> [Given instruction]
Copy the material below word for word, from its first line up to and including the line that contains "cross-mark-icon: ✖ (78, 796, 96, 820)".

> [Dataset entries]
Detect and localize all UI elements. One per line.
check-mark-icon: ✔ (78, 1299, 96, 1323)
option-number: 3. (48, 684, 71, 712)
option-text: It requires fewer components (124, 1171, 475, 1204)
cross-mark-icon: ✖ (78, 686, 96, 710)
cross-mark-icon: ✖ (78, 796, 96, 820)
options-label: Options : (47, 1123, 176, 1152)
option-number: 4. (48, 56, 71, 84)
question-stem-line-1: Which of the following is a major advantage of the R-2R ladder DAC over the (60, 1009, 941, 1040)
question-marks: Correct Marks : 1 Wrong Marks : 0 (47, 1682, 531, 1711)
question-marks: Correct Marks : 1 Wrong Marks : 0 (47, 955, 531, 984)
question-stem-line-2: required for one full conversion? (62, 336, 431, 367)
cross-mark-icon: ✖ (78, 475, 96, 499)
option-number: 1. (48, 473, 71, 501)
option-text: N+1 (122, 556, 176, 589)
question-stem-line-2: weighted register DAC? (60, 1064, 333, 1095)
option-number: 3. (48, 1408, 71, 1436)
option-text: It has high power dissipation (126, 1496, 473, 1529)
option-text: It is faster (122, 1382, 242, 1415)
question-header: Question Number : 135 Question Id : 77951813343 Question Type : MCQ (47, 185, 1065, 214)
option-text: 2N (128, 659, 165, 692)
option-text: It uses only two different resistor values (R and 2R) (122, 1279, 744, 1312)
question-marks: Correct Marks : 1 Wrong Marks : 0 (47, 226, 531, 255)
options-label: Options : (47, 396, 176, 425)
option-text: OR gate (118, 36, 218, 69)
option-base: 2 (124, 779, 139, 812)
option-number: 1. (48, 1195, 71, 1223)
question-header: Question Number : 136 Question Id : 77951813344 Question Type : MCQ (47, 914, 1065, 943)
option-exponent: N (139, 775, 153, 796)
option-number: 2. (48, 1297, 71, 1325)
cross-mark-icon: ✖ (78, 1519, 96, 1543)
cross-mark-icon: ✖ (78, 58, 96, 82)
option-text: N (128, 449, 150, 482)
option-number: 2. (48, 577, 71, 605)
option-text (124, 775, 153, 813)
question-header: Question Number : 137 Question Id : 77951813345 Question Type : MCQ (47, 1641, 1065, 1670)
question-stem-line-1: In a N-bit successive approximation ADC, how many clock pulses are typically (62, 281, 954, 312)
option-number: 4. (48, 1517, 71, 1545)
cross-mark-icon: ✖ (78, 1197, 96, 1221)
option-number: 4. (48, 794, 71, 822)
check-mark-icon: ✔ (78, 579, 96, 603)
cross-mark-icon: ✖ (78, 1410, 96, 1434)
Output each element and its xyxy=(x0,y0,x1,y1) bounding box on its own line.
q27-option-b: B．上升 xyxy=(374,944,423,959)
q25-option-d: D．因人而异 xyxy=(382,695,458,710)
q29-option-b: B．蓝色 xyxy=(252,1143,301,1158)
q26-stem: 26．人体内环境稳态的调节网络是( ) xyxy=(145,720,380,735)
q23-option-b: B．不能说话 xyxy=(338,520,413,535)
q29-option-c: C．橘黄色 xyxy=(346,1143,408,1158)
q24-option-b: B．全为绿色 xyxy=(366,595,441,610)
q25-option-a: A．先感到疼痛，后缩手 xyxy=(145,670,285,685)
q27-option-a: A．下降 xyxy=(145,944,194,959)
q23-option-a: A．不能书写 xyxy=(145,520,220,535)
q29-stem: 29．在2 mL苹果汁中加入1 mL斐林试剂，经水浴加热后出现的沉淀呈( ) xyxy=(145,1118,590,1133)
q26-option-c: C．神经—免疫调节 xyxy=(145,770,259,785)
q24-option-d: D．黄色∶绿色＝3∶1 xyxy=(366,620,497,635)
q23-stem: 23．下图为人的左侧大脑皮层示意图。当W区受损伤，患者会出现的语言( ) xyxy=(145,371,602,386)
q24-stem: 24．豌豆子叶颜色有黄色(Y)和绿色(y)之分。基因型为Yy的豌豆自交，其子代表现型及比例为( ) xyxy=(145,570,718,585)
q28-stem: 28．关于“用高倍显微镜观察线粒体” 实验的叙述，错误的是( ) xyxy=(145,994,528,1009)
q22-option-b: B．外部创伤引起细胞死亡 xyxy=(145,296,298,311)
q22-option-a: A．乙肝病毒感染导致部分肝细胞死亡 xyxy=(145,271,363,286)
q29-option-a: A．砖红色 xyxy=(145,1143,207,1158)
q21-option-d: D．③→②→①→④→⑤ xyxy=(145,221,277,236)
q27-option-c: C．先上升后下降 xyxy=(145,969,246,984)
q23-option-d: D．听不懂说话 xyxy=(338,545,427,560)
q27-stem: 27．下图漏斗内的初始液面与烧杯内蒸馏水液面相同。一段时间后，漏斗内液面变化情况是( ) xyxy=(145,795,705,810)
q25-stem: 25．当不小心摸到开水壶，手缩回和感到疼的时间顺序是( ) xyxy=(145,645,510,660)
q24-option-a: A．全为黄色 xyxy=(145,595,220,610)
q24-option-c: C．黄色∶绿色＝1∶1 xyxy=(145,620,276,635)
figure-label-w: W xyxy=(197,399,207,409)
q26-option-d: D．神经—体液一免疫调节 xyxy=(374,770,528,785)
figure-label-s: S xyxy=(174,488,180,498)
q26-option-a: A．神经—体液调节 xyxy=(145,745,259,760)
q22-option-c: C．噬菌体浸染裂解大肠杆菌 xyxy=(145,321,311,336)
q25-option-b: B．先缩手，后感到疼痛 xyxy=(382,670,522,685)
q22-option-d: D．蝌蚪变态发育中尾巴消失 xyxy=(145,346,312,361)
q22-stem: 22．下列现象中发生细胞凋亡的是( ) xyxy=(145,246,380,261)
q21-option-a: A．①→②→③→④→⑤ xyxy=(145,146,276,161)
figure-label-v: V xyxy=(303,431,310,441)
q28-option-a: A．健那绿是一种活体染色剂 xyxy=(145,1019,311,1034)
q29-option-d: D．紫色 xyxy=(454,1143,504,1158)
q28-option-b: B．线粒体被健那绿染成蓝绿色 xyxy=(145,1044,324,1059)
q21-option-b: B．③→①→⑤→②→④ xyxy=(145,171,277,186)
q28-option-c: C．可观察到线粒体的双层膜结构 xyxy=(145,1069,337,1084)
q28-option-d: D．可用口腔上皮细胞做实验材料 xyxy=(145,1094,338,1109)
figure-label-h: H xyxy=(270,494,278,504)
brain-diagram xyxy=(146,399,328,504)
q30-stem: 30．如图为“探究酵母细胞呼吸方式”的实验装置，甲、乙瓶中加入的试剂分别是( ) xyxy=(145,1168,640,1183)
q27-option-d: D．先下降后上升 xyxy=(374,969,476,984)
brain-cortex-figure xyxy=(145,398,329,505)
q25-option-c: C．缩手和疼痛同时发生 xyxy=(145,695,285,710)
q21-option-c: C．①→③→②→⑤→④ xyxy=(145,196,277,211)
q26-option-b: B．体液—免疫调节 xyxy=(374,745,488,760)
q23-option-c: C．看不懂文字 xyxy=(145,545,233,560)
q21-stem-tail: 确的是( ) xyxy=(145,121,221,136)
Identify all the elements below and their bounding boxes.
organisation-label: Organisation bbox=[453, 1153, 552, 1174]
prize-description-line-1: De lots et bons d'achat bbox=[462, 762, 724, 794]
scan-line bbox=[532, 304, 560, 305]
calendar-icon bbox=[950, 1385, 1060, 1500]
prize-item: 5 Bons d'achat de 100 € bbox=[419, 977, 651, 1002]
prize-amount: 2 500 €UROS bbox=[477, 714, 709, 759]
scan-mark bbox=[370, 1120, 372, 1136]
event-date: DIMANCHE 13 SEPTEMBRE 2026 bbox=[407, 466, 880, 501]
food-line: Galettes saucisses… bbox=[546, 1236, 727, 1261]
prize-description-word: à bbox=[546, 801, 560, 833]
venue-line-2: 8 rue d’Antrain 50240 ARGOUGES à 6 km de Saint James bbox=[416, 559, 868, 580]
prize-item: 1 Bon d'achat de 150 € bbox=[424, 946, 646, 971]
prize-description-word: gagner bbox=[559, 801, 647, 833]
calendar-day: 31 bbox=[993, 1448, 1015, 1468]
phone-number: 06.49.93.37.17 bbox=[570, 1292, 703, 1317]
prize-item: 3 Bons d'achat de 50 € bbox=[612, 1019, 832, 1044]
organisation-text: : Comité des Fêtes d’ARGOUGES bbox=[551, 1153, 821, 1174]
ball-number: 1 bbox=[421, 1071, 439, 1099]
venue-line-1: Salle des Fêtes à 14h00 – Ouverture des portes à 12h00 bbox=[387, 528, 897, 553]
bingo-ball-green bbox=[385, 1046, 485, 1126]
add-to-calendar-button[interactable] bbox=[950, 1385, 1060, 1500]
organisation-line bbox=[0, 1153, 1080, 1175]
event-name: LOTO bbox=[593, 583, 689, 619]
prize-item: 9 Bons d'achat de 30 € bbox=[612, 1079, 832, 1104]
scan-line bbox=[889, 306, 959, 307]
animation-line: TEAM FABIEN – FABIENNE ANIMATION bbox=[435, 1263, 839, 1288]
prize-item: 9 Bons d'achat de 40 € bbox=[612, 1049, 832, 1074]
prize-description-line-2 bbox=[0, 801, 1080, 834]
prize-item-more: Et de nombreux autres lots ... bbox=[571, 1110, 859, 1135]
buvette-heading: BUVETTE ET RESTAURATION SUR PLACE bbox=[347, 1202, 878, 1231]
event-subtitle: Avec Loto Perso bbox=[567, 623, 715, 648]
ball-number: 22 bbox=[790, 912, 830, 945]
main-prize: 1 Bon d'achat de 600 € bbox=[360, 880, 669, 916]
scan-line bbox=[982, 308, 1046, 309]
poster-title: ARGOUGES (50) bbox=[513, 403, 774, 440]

> [Finished answer]
Detect and localize all UI elements. One per line.
check-mark-icon: ✔ (78, 1299, 96, 1323)
option-number: 3. (48, 684, 71, 712)
option-text: It requires fewer components (124, 1171, 475, 1204)
cross-mark-icon: ✖ (78, 686, 96, 710)
cross-mark-icon: ✖ (78, 796, 96, 820)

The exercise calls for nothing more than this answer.